• Direction: Pictures do not belong in the copy; restate the records below word for word.

• Supplied material:
## Begin
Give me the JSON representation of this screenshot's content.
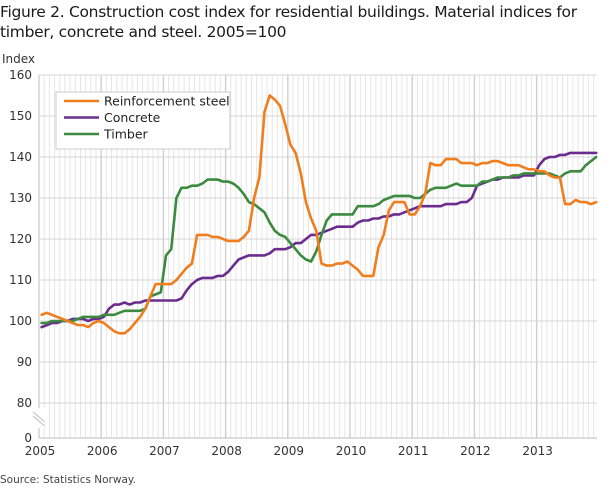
{
  "title": "Figure 2. Construction cost index for residential buildings. Material indices for timber, concrete and steel. 2005=100",
  "source": "Source: Statistics Norway.",
  "chart_data": {
    "type": "line",
    "title": "Figure 2. Construction cost index for residential buildings. Material indices for timber, concrete and steel. 2005=100",
    "ylabel": "Index",
    "xlabel": "",
    "ylim": [
      80,
      160
    ],
    "axis_break": "between 0 and 80",
    "yticks": [
      0,
      80,
      90,
      100,
      110,
      120,
      130,
      140,
      150,
      160
    ],
    "xticks": [
      "2005",
      "2006",
      "2007",
      "2008",
      "2009",
      "2010",
      "2011",
      "2012",
      "2013"
    ],
    "x_start": "2005-01",
    "x_frequency": "monthly",
    "grid": true,
    "legend": "top-left",
    "series": [
      {
        "name": "Reinforcement steel",
        "color": "#f07d1e",
        "values": [
          101.5,
          102,
          101.5,
          101,
          100.5,
          100,
          99.5,
          99,
          99,
          98.5,
          99.5,
          100,
          99.5,
          98.5,
          97.5,
          97,
          97,
          98,
          99.5,
          101,
          103,
          106,
          109,
          109,
          109,
          109,
          110,
          111.5,
          113,
          114,
          121,
          121,
          121,
          120.5,
          120.5,
          120,
          119.5,
          119.5,
          119.5,
          120.5,
          122,
          130,
          135,
          151,
          155,
          154,
          152.5,
          148,
          143,
          141,
          136,
          129,
          125,
          122,
          114,
          113.5,
          113.5,
          114,
          114,
          114.5,
          113.5,
          112.5,
          111,
          111,
          111,
          118,
          121,
          127,
          129,
          129,
          129,
          126,
          126,
          128,
          131,
          138.5,
          138,
          138,
          139.5,
          139.5,
          139.5,
          138.5,
          138.5,
          138.5,
          138,
          138.5,
          138.5,
          139,
          139,
          138.5,
          138,
          138,
          138,
          137.5,
          137,
          137,
          136.5,
          136.5,
          135.5,
          135,
          135,
          128.5,
          128.5,
          129.5,
          129,
          129,
          128.5,
          129
        ]
      },
      {
        "name": "Concrete",
        "color": "#6a2d8f",
        "values": [
          98.5,
          99,
          99.5,
          99.5,
          100,
          100,
          100.5,
          100.5,
          100.5,
          100,
          100.5,
          100.5,
          101,
          103,
          104,
          104,
          104.5,
          104,
          104.5,
          104.5,
          105,
          105,
          105,
          105,
          105,
          105,
          105,
          105.5,
          107.5,
          109,
          110,
          110.5,
          110.5,
          110.5,
          111,
          111,
          112,
          113.5,
          115,
          115.5,
          116,
          116,
          116,
          116,
          116.5,
          117.5,
          117.5,
          117.5,
          118,
          119,
          119,
          120,
          121,
          121,
          121.5,
          122,
          122.5,
          123,
          123,
          123,
          123,
          124,
          124.5,
          124.5,
          125,
          125,
          125.5,
          125.5,
          126,
          126,
          126.5,
          127,
          127.5,
          128,
          128,
          128,
          128,
          128,
          128.5,
          128.5,
          128.5,
          129,
          129,
          130,
          133,
          133.5,
          134,
          134.5,
          134.5,
          135,
          135,
          135,
          135,
          135.5,
          135.5,
          135.5,
          138,
          139.5,
          140,
          140,
          140.5,
          140.5,
          141,
          141,
          141,
          141,
          141,
          141
        ]
      },
      {
        "name": "Timber",
        "color": "#3b8a3f",
        "values": [
          99.5,
          99.5,
          100,
          100,
          100,
          100,
          100,
          100.5,
          101,
          101,
          101,
          101,
          101.5,
          101.5,
          101.5,
          102,
          102.5,
          102.5,
          102.5,
          102.5,
          103,
          106,
          106.5,
          107,
          116,
          117.5,
          130,
          132.5,
          132.5,
          133,
          133,
          133.5,
          134.5,
          134.5,
          134.5,
          134,
          134,
          133.5,
          132.5,
          131,
          129,
          128.5,
          127.5,
          126.5,
          124,
          122,
          121,
          120.5,
          119,
          117.5,
          116,
          115,
          114.5,
          117,
          121,
          124.5,
          126,
          126,
          126,
          126,
          126,
          128,
          128,
          128,
          128,
          128.5,
          129.5,
          130,
          130.5,
          130.5,
          130.5,
          130.5,
          130,
          130,
          131,
          132,
          132.5,
          132.5,
          132.5,
          133,
          133.5,
          133,
          133,
          133,
          133,
          134,
          134,
          134.5,
          135,
          135,
          135,
          135.5,
          135.5,
          136,
          136,
          136,
          136,
          136,
          136,
          135.5,
          135,
          136,
          136.5,
          136.5,
          136.5,
          138,
          139,
          140
        ]
      }
    ]
  }
}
## End
• Result below:
Give me the JSON representation of this screenshot's content.
{
  "title": "Figure 2. Construction cost index for residential buildings. Material indices for timber, concrete and steel. 2005=100",
  "source": "Source: Statistics Norway.",
  "chart_data": {
    "type": "line",
    "title": "Figure 2. Construction cost index for residential buildings. Material indices for timber, concrete and steel. 2005=100",
    "ylabel": "Index",
    "xlabel": "",
    "ylim": [
      80,
      160
    ],
    "axis_break": "between 0 and 80",
    "yticks": [
      0,
      80,
      90,
      100,
      110,
      120,
      130,
      140,
      150,
      160
    ],
    "xticks": [
      "2005",
      "2006",
      "2007",
      "2008",
      "2009",
      "2010",
      "2011",
      "2012",
      "2013"
    ],
    "x_start": "2005-01",
    "x_frequency": "monthly",
    "grid": true,
    "legend": "top-left",
    "series": [
      {
        "name": "Reinforcement steel",
        "color": "#f07d1e",
        "values": [
          101.5,
          102,
          101.5,
          101,
          100.5,
          100,
          99.5,
          99,
          99,
          98.5,
          99.5,
          100,
          99.5,
          98.5,
          97.5,
          97,
          97,
          98,
          99.5,
          101,
          103,
          106,
          109,
          109,
          109,
          109,
          110,
          111.5,
          113,
          114,
          121,
          121,
          121,
          120.5,
          120.5,
          120,
          119.5,
          119.5,
          119.5,
          120.5,
          122,
          130,
          135,
          151,
          155,
          154,
          152.5,
          148,
          143,
          141,
          136,
          129,
          125,
          122,
          114,
          113.5,
          113.5,
          114,
          114,
          114.5,
          113.5,
          112.5,
          111,
          111,
          111,
          118,
          121,
          127,
          129,
          129,
          129,
          126,
          126,
          128,
          131,
          138.5,
          138,
          138,
          139.5,
          139.5,
          139.5,
          138.5,
          138.5,
          138.5,
          138,
          138.5,
          138.5,
          139,
          139,
          138.5,
          138,
          138,
          138,
          137.5,
          137,
          137,
          136.5,
          136.5,
          135.5,
          135,
          135,
          128.5,
          128.5,
          129.5,
          129,
          129,
          128.5,
          129
        ]
      },
      {
        "name": "Concrete",
        "color": "#6a2d8f",
        "values": [
          98.5,
          99,
          99.5,
          99.5,
          100,
          100,
          100.5,
          100.5,
          100.5,
          100,
          100.5,
          100.5,
          101,
          103,
          104,
          104,
          104.5,
          104,
          104.5,
          104.5,
          105,
          105,
          105,
          105,
          105,
          105,
          105,
          105.5,
          107.5,
          109,
          110,
          110.5,
          110.5,
          110.5,
          111,
          111,
          112,
          113.5,
          115,
          115.5,
          116,
          116,
          116,
          116,
          116.5,
          117.5,
          117.5,
          117.5,
          118,
          119,
          119,
          120,
          121,
          121,
          121.5,
          122,
          122.5,
          123,
          123,
          123,
          123,
          124,
          124.5,
          124.5,
          125,
          125,
          125.5,
          125.5,
          126,
          126,
          126.5,
          127,
          127.5,
          128,
          128,
          128,
          128,
          128,
          128.5,
          128.5,
          128.5,
          129,
          129,
          130,
          133,
          133.5,
          134,
          134.5,
          134.5,
          135,
          135,
          135,
          135,
          135.5,
          135.5,
          135.5,
          138,
          139.5,
          140,
          140,
          140.5,
          140.5,
          141,
          141,
          141,
          141,
          141,
          141
        ]
      },
      {
        "name": "Timber",
        "color": "#3b8a3f",
        "values": [
          99.5,
          99.5,
          100,
          100,
          100,
          100,
          100,
          100.5,
          101,
          101,
          101,
          101,
          101.5,
          101.5,
          101.5,
          102,
          102.5,
          102.5,
          102.5,
          102.5,
          103,
          106,
          106.5,
          107,
          116,
          117.5,
          130,
          132.5,
          132.5,
          133,
          133,
          133.5,
          134.5,
          134.5,
          134.5,
          134,
          134,
          133.5,
          132.5,
          131,
          129,
          128.5,
          127.5,
          126.5,
          124,
          122,
          121,
          120.5,
          119,
          117.5,
          116,
          115,
          114.5,
          117,
          121,
          124.5,
          126,
          126,
          126,
          126,
          126,
          128,
          128,
          128,
          128,
          128.5,
          129.5,
          130,
          130.5,
          130.5,
          130.5,
          130.5,
          130,
          130,
          131,
          132,
          132.5,
          132.5,
          132.5,
          133,
          133.5,
          133,
          133,
          133,
          133,
          134,
          134,
          134.5,
          135,
          135,
          135,
          135.5,
          135.5,
          136,
          136,
          136,
          136,
          136,
          136,
          135.5,
          135,
          136,
          136.5,
          136.5,
          136.5,
          138,
          139,
          140
        ]
      }
    ]
  }
}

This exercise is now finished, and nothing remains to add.